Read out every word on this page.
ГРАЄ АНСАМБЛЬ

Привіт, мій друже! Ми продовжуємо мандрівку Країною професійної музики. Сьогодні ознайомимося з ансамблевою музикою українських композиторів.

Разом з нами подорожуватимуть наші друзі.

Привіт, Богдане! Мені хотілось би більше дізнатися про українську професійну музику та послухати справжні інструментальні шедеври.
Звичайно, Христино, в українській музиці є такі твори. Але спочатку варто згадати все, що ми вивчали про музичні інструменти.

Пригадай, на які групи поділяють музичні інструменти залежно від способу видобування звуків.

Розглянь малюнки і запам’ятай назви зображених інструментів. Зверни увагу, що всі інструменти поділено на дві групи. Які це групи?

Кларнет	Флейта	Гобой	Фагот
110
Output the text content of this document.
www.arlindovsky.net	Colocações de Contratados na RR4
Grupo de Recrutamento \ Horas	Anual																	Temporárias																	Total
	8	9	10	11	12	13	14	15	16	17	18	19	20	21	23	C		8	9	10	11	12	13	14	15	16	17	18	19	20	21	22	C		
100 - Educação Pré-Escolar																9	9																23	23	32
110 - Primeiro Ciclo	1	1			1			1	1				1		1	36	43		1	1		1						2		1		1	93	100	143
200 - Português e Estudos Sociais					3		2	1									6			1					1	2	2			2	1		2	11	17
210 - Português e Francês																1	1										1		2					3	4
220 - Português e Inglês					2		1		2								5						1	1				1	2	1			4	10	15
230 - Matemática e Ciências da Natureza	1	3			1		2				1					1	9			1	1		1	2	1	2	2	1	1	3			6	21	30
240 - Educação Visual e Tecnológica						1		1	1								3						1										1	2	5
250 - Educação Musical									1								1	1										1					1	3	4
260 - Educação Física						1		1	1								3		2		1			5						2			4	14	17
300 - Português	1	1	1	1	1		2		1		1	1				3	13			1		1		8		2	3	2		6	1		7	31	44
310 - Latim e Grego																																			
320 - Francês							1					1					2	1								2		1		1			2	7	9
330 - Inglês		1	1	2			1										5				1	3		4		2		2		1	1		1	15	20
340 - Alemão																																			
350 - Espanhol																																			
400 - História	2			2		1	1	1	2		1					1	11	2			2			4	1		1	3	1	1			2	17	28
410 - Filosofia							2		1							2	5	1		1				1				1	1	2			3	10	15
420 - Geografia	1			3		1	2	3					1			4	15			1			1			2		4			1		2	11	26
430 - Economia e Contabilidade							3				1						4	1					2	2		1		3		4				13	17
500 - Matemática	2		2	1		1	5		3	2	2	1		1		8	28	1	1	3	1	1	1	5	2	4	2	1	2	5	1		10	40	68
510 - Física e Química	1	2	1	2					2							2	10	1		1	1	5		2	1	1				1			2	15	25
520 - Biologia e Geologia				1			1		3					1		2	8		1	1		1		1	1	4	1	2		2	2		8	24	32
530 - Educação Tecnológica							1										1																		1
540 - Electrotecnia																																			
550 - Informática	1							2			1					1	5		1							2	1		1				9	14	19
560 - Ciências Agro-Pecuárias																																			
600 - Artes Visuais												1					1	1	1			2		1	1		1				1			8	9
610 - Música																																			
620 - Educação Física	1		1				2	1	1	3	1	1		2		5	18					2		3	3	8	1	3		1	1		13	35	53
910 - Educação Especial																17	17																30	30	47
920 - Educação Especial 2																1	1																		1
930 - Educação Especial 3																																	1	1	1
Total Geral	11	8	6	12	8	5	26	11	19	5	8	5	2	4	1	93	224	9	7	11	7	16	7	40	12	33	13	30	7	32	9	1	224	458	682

→ WRITTEN EXERCISE
Reproduce every record above exactly as it appears.

→ EXERCISE RESULT
Read out every word on this page.
ГРАЄ АНСАМБЛЬ

Привіт, мій друже! Ми продовжуємо мандрівку Країною професійної музики. Сьогодні ознайомимося з ансамблевою музикою українських композиторів.

Разом з нами подорожуватимуть наші друзі.

Привіт, Богдане! Мені хотілось би більше дізнатися про українську професійну музику та послухати справжні інструментальні шедеври.
Звичайно, Христино, в українській музиці є такі твори. Але спочатку варто згадати все, що ми вивчали про музичні інструменти.

Пригадай, на які групи поділяють музичні інструменти залежно від способу видобування звуків.

Розглянь малюнки і запам’ятай назви зображених інструментів. Зверни увагу, що всі інструменти поділено на дві групи. Які це групи?

Кларнет	Флейта	Гобой	Фагот
110
Output the text content of this document.
www.arlindovsky.net	Colocações de Contratados na RR4
Grupo de Recrutamento \ Horas	Anual																	Temporárias																	Total
	8	9	10	11	12	13	14	15	16	17	18	19	20	21	23	C		8	9	10	11	12	13	14	15	16	17	18	19	20	21	22	C		
100 - Educação Pré-Escolar																9	9																23	23	32
110 - Primeiro Ciclo	1	1			1			1	1				1		1	36	43		1	1		1						2		1		1	93	100	143
200 - Português e Estudos Sociais					3		2	1									6			1					1	2	2			2	1		2	11	17
210 - Português e Francês																1	1										1		2					3	4
220 - Português e Inglês					2		1		2								5						1	1				1	2	1			4	10	15
230 - Matemática e Ciências da Natureza	1	3			1		2				1					1	9			1	1		1	2	1	2	2	1	1	3			6	21	30
240 - Educação Visual e Tecnológica						1		1	1								3						1										1	2	5
250 - Educação Musical									1								1	1										1					1	3	4
260 - Educação Física						1		1	1								3		2		1			5						2			4	14	17
300 - Português	1	1	1	1	1		2		1		1	1				3	13			1		1		8		2	3	2		6	1		7	31	44
310 - Latim e Grego																																			
320 - Francês							1					1					2	1								2		1		1			2	7	9
330 - Inglês		1	1	2			1										5				1	3		4		2		2		1	1		1	15	20
340 - Alemão																																			
350 - Espanhol																																			
400 - História	2			2		1	1	1	2		1					1	11	2			2			4	1		1	3	1	1			2	17	28
410 - Filosofia							2		1							2	5	1		1				1				1	1	2			3	10	15
420 - Geografia	1			3		1	2	3					1			4	15			1			1			2		4			1		2	11	26
430 - Economia e Contabilidade							3				1						4	1					2	2		1		3		4				13	17
500 - Matemática	2		2	1		1	5		3	2	2	1		1		8	28	1	1	3	1	1	1	5	2	4	2	1	2	5	1		10	40	68
510 - Física e Química	1	2	1	2					2							2	10	1		1	1	5		2	1	1				1			2	15	25
520 - Biologia e Geologia				1			1		3					1		2	8		1	1		1		1	1	4	1	2		2	2		8	24	32
530 - Educação Tecnológica							1										1																		1
540 - Electrotecnia																																			
550 - Informática	1							2			1					1	5		1							2	1		1				9	14	19
560 - Ciências Agro-Pecuárias																																			
600 - Artes Visuais												1					1	1	1			2		1	1		1				1			8	9
610 - Música																																			
620 - Educação Física	1		1				2	1	1	3	1	1		2		5	18					2		3	3	8	1	3		1	1		13	35	53
910 - Educação Especial																17	17																30	30	47
920 - Educação Especial 2																1	1																		1
930 - Educação Especial 3																																	1	1	1
Total Geral	11	8	6	12	8	5	26	11	19	5	8	5	2	4	1	93	224	9	7	11	7	16	7	40	12	33	13	30	7	32	9	1	224	458	682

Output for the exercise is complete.